*** Extracted material ***

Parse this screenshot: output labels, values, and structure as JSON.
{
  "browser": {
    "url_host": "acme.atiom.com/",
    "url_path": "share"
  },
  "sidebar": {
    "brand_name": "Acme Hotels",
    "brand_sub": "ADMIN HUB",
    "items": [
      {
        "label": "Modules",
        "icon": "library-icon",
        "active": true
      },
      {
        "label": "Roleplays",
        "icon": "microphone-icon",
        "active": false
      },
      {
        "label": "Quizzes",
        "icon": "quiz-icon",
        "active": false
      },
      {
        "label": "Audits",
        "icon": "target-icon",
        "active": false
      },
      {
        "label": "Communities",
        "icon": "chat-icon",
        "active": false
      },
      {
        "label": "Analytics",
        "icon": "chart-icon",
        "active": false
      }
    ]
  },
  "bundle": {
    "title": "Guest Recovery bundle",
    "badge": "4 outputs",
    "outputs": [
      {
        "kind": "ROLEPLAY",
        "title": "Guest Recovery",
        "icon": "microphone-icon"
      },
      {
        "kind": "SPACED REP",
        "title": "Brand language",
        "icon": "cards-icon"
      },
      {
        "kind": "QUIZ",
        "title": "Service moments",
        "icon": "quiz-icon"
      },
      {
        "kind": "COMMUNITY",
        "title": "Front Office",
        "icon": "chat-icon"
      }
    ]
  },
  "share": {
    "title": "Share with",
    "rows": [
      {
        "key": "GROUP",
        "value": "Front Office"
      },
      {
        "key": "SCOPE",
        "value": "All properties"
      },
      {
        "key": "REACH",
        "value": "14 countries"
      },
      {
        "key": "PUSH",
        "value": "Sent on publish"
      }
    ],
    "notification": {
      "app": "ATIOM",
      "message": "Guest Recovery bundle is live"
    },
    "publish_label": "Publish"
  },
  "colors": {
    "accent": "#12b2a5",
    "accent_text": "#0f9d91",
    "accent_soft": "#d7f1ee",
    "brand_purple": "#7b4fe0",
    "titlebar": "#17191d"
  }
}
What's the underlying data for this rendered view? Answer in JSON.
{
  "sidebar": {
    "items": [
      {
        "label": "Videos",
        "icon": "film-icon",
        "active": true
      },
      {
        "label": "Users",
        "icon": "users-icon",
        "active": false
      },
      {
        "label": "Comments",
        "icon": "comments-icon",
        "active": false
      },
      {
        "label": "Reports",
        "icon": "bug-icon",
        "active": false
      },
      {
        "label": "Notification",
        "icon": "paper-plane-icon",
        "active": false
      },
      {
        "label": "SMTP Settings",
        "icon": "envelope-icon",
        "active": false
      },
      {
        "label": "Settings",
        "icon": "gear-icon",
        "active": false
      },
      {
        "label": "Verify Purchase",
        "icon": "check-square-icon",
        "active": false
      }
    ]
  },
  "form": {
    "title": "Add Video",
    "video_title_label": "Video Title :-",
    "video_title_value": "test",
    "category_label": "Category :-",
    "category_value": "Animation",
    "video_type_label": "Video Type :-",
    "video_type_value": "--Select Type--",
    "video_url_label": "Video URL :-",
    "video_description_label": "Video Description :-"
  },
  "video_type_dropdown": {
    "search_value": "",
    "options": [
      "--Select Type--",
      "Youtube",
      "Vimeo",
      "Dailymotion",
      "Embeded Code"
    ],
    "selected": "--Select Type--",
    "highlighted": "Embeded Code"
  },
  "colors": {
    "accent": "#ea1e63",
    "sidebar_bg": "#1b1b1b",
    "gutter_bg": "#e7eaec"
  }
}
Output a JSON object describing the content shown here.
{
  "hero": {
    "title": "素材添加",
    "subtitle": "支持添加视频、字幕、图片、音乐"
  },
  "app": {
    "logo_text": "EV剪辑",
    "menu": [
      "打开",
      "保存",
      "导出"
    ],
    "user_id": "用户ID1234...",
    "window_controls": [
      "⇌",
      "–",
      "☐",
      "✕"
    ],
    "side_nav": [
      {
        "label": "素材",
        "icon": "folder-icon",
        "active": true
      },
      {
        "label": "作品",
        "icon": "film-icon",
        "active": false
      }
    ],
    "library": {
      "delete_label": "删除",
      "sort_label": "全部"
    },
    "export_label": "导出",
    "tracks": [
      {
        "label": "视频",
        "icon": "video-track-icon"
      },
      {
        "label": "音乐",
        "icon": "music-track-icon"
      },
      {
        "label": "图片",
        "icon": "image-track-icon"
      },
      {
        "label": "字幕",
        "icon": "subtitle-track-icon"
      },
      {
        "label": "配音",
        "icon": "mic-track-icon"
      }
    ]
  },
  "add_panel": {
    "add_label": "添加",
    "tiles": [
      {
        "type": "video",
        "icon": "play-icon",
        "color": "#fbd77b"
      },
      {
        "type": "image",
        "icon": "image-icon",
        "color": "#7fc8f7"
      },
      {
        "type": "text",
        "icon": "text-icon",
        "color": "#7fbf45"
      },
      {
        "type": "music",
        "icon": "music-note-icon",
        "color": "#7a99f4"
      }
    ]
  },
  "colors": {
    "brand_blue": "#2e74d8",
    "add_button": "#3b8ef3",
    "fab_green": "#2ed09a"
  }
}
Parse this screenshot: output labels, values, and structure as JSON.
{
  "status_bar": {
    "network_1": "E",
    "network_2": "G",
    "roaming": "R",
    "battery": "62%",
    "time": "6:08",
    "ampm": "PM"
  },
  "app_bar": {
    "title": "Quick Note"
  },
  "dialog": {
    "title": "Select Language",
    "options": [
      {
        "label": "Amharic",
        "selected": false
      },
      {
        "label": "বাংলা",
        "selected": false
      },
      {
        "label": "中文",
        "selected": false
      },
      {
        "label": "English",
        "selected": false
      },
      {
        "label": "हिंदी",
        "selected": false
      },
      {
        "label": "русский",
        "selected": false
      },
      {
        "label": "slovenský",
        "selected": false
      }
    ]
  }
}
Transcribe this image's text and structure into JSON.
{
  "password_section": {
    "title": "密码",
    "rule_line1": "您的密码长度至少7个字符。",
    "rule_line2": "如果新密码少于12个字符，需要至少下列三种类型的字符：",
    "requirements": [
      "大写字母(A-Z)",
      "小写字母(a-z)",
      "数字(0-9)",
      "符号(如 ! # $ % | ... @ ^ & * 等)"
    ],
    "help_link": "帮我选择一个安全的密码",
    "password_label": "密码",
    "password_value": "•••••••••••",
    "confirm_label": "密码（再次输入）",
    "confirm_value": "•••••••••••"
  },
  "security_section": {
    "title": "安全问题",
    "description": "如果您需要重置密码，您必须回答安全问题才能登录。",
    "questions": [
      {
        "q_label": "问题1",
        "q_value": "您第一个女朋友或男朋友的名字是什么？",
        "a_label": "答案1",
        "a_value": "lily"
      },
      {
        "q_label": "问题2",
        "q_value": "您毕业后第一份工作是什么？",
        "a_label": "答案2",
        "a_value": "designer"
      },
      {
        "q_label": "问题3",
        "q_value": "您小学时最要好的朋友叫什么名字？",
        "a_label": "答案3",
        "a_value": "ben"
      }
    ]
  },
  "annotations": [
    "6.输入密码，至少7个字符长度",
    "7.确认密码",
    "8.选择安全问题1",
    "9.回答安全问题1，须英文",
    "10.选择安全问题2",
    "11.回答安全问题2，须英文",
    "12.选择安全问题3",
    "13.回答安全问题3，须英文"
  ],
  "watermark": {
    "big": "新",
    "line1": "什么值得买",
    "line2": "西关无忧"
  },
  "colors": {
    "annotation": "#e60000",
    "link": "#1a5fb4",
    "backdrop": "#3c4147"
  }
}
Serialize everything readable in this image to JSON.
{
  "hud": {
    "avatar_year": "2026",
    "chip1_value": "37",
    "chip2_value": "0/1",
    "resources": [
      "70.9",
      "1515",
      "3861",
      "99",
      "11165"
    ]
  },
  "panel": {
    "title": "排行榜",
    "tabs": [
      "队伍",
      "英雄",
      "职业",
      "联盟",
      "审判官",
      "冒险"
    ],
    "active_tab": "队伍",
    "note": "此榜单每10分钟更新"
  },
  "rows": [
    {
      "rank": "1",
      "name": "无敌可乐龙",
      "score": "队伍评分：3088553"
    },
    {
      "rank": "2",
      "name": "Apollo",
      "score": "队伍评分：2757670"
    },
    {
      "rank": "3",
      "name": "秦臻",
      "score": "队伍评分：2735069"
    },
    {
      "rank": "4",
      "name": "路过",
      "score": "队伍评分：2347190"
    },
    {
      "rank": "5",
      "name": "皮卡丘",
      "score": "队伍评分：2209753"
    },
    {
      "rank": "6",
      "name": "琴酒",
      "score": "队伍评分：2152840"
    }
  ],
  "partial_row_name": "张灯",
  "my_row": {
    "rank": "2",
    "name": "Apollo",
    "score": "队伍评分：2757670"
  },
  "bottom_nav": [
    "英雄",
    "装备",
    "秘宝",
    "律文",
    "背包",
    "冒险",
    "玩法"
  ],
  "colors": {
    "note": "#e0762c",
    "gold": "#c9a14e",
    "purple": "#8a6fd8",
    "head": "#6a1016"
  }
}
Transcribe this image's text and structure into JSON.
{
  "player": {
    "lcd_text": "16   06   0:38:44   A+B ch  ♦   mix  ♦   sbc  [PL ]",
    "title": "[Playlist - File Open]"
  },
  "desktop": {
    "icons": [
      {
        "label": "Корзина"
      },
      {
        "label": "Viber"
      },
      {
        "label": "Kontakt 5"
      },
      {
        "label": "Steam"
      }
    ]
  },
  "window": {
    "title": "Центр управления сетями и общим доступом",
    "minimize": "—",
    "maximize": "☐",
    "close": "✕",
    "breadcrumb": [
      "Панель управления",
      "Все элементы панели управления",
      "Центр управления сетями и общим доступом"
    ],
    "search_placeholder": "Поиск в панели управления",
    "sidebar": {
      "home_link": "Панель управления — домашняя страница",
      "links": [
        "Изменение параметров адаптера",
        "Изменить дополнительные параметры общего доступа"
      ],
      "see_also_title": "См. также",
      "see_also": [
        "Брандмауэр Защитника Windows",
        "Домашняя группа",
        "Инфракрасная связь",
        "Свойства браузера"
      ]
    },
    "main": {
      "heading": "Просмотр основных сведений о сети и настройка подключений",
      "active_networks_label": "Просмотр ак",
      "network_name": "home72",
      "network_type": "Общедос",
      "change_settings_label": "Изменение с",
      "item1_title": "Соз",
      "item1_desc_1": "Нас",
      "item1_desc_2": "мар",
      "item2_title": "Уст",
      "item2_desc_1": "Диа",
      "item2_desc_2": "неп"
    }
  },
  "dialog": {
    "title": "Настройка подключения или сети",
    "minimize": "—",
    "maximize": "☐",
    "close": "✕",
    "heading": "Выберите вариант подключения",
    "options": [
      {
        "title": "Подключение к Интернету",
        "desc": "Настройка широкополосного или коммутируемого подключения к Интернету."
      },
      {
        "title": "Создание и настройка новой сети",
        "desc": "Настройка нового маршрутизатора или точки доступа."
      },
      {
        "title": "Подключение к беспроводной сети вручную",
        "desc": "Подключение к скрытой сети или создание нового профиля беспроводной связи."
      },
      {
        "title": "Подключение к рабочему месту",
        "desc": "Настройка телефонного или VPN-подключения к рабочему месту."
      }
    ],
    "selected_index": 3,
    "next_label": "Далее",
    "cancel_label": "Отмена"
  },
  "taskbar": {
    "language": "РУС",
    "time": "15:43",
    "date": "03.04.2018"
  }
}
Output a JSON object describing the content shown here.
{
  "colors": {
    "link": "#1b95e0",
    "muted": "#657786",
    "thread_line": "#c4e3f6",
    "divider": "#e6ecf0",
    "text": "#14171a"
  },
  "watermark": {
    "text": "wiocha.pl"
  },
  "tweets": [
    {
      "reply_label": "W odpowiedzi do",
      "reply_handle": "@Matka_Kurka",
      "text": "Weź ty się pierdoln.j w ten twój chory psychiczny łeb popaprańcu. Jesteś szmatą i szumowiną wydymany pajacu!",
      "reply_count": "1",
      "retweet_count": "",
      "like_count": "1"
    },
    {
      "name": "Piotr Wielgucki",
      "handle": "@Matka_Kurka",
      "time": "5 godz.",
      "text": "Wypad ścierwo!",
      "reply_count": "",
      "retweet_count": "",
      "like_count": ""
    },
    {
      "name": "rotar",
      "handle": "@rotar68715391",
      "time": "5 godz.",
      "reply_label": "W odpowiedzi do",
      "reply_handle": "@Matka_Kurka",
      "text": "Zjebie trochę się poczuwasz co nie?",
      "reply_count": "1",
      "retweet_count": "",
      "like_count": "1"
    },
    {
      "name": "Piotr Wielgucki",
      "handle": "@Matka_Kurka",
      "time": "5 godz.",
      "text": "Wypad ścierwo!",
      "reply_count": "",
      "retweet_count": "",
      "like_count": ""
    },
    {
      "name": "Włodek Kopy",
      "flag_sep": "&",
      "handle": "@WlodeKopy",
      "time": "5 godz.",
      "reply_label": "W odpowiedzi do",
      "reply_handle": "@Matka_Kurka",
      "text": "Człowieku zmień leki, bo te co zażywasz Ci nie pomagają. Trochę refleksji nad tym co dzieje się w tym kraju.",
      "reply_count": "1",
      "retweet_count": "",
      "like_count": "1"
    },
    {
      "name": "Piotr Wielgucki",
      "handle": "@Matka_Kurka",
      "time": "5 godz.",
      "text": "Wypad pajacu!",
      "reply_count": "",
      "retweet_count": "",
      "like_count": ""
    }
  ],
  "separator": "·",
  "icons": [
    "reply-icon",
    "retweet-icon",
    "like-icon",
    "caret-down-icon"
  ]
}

***

What you need to do |
Show the lines that mention the word "подключения".

Expected output |
    "title": "Настройка подключения или сети",
    "heading": "Выберите вариант подключения",
        "desc": "Настройка широкополосного или коммутируемого подключения к Интернету."
        "desc": "Настройка телефонного или VPN-подключения к рабочему месту."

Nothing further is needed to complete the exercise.